[Collected data entries]
>>>

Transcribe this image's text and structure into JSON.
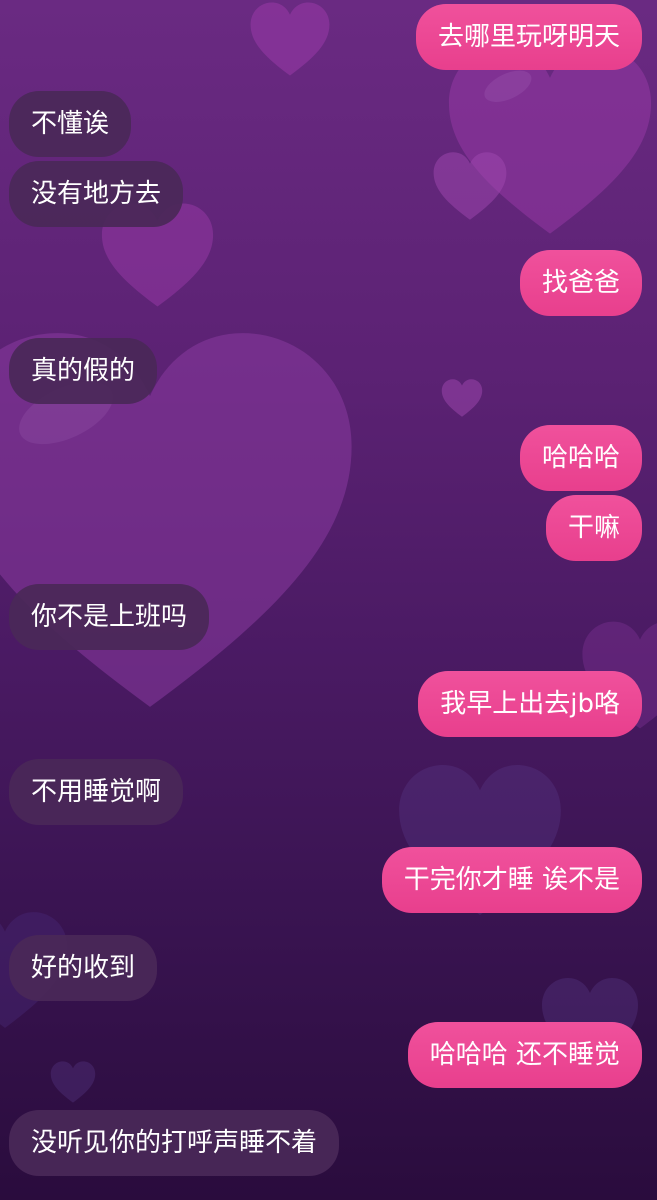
{
  "background": {
    "colors": {
      "top": "#6a2a82",
      "middle": "#4a1a63",
      "bottom": "#2a0c3d",
      "heart": "#8a3aa0"
    },
    "icon": "heart-icon"
  },
  "bubble_colors": {
    "incoming": "#4a2858",
    "outgoing": "#ec4894",
    "text": "#ffffff"
  },
  "messages": [
    {
      "side": "out",
      "text": "去哪里玩呀明天"
    },
    {
      "side": "in",
      "text": "不懂诶"
    },
    {
      "side": "in",
      "text": "没有地方去"
    },
    {
      "side": "out",
      "text": "找爸爸"
    },
    {
      "side": "in",
      "text": "真的假的"
    },
    {
      "side": "out",
      "text": "哈哈哈"
    },
    {
      "side": "out",
      "text": "干嘛"
    },
    {
      "side": "in",
      "text": "你不是上班吗"
    },
    {
      "side": "out",
      "text": "我早上出去jb咯"
    },
    {
      "side": "in",
      "text": "不用睡觉啊"
    },
    {
      "side": "out",
      "text": "干完你才睡 诶不是"
    },
    {
      "side": "in",
      "text": "好的收到"
    },
    {
      "side": "out",
      "text": "哈哈哈 还不睡觉"
    },
    {
      "side": "in",
      "text": "没听见你的打呼声睡不着"
    }
  ]
}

<<<

Output each line exactly; omit every picture.

» **Solution**
Transcribe this image's text and structure into JSON.
{
  "background": {
    "colors": {
      "top": "#6a2a82",
      "middle": "#4a1a63",
      "bottom": "#2a0c3d",
      "heart": "#8a3aa0"
    },
    "icon": "heart-icon"
  },
  "bubble_colors": {
    "incoming": "#4a2858",
    "outgoing": "#ec4894",
    "text": "#ffffff"
  },
  "messages": [
    {
      "side": "out",
      "text": "去哪里玩呀明天"
    },
    {
      "side": "in",
      "text": "不懂诶"
    },
    {
      "side": "in",
      "text": "没有地方去"
    },
    {
      "side": "out",
      "text": "找爸爸"
    },
    {
      "side": "in",
      "text": "真的假的"
    },
    {
      "side": "out",
      "text": "哈哈哈"
    },
    {
      "side": "out",
      "text": "干嘛"
    },
    {
      "side": "in",
      "text": "你不是上班吗"
    },
    {
      "side": "out",
      "text": "我早上出去jb咯"
    },
    {
      "side": "in",
      "text": "不用睡觉啊"
    },
    {
      "side": "out",
      "text": "干完你才睡 诶不是"
    },
    {
      "side": "in",
      "text": "好的收到"
    },
    {
      "side": "out",
      "text": "哈哈哈 还不睡觉"
    },
    {
      "side": "in",
      "text": "没听见你的打呼声睡不着"
    }
  ]
}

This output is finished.